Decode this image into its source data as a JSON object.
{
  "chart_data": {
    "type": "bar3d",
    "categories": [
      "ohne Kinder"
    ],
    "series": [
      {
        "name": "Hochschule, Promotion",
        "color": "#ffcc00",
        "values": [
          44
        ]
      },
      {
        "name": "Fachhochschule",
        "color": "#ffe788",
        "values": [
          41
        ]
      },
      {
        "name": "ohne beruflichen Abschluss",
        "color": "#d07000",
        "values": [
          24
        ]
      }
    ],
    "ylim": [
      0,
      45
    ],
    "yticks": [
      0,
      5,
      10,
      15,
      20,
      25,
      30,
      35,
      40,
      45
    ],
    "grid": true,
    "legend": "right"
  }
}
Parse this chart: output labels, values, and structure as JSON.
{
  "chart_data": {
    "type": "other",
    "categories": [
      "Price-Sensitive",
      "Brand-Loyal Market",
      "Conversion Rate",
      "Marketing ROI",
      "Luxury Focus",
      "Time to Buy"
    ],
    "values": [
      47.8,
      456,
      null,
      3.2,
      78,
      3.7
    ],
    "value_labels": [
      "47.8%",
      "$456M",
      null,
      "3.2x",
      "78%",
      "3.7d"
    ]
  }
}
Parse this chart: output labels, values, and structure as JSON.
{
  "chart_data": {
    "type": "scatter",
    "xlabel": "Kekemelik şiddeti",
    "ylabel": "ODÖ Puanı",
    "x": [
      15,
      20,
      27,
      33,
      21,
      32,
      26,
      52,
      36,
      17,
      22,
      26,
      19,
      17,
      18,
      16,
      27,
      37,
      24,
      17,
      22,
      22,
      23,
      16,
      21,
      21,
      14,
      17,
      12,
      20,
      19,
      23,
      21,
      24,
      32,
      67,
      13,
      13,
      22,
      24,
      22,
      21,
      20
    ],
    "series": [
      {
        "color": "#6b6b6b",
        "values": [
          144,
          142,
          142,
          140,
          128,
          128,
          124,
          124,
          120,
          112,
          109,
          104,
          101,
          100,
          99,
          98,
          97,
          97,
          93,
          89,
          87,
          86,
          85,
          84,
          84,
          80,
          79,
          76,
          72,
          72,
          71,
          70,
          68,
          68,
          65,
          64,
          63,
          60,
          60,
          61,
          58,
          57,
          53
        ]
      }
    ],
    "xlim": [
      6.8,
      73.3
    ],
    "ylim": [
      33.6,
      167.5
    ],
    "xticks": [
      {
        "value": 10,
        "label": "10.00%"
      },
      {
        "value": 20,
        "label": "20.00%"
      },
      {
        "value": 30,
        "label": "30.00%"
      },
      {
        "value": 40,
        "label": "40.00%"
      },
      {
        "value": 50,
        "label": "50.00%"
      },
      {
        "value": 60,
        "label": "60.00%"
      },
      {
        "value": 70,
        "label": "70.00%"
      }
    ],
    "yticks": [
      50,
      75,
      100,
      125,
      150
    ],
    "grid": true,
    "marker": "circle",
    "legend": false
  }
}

^^^^^^^^

* [Exercise details]
Looking back at the lines above, state how many contain the word "ohne", and supply nothing besides the number.

* [Exercise answer]
2